━━━━━ INPUT DATA ━━━━━

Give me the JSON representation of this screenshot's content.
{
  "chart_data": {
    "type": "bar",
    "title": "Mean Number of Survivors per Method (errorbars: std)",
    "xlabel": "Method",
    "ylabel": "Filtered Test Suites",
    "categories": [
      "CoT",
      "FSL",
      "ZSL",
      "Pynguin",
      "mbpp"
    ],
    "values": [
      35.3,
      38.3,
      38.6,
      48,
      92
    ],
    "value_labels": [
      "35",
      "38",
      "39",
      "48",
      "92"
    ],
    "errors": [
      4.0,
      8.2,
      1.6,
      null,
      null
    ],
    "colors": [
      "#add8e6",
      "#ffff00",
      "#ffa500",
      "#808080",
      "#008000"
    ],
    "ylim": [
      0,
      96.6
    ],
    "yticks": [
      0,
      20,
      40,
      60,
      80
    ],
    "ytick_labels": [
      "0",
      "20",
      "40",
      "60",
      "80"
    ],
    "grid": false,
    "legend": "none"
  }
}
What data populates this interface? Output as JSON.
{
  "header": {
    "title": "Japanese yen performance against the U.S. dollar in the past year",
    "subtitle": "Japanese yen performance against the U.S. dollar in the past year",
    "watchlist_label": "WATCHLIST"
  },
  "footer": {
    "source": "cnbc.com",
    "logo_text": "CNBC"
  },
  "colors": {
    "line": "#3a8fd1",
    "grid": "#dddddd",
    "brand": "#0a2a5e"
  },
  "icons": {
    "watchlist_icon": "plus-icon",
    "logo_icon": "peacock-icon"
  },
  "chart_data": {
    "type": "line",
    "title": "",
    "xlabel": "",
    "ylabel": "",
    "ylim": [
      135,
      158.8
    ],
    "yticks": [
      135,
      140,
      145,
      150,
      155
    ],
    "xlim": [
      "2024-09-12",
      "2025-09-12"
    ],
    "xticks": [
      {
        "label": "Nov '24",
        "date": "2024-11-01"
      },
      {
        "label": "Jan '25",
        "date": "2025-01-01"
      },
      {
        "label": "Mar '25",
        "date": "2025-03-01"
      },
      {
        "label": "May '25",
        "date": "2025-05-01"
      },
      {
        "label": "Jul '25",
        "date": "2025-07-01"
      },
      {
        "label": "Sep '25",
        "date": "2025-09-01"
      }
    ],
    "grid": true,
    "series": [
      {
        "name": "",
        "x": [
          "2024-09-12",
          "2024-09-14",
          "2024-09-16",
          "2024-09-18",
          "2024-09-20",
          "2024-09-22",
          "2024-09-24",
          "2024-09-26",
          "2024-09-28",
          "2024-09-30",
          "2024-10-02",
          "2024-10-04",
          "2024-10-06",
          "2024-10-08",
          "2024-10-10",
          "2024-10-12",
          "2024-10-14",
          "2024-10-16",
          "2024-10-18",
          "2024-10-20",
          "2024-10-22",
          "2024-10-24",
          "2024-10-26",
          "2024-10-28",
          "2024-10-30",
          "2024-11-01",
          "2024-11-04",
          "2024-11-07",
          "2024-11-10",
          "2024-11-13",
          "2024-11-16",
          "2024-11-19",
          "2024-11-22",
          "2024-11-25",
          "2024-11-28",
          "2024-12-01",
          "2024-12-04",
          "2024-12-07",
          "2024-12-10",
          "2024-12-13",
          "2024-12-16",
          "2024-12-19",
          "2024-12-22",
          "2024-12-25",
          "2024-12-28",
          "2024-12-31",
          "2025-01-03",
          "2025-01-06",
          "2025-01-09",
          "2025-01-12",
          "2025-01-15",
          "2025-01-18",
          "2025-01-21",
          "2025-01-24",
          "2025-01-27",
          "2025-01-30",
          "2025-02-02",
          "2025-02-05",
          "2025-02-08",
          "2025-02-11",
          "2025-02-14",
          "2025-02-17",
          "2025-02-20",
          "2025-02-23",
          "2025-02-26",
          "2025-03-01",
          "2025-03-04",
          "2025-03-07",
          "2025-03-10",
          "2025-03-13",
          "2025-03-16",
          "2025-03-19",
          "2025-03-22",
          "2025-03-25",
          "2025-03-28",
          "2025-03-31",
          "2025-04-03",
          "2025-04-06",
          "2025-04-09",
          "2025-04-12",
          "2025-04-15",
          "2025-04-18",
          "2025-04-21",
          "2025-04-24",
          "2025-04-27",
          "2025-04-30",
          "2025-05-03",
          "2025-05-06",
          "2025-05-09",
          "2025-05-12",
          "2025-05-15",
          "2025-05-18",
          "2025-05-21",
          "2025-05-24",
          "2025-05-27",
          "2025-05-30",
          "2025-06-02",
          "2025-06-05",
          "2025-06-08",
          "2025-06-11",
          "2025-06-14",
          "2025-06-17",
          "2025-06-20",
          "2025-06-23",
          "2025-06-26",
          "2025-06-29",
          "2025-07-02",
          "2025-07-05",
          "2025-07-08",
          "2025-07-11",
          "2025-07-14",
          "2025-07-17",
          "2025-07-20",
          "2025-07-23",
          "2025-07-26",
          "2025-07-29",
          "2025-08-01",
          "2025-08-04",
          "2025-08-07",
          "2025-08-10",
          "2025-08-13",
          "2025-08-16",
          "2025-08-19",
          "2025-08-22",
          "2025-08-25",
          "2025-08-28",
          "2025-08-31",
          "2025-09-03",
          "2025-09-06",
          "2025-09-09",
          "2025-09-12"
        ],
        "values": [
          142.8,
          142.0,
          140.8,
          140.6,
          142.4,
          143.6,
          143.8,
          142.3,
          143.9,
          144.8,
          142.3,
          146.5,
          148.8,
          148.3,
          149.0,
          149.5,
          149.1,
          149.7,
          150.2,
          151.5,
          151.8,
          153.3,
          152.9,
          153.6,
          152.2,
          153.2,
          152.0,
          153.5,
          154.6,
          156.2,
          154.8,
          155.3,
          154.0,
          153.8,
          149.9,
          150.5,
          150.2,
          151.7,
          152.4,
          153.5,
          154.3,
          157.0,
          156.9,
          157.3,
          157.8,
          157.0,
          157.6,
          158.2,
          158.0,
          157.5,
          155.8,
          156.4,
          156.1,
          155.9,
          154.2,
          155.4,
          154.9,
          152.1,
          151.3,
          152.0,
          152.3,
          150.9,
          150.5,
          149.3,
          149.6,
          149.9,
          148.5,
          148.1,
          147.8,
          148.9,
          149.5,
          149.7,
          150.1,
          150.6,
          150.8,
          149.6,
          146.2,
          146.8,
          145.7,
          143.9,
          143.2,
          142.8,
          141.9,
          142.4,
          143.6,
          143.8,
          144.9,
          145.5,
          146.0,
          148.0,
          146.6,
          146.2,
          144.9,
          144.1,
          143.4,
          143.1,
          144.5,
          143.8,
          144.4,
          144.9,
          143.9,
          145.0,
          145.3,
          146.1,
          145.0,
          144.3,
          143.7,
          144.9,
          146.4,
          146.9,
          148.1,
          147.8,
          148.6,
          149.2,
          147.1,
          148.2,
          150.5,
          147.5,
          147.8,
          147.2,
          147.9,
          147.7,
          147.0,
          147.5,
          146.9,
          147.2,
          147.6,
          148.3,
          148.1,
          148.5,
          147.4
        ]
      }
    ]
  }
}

━━━━━

_TASK GOAL_: Count each line with "ylabel" in it and report that figure by itself.

_THE COMPLETED TASK_: 2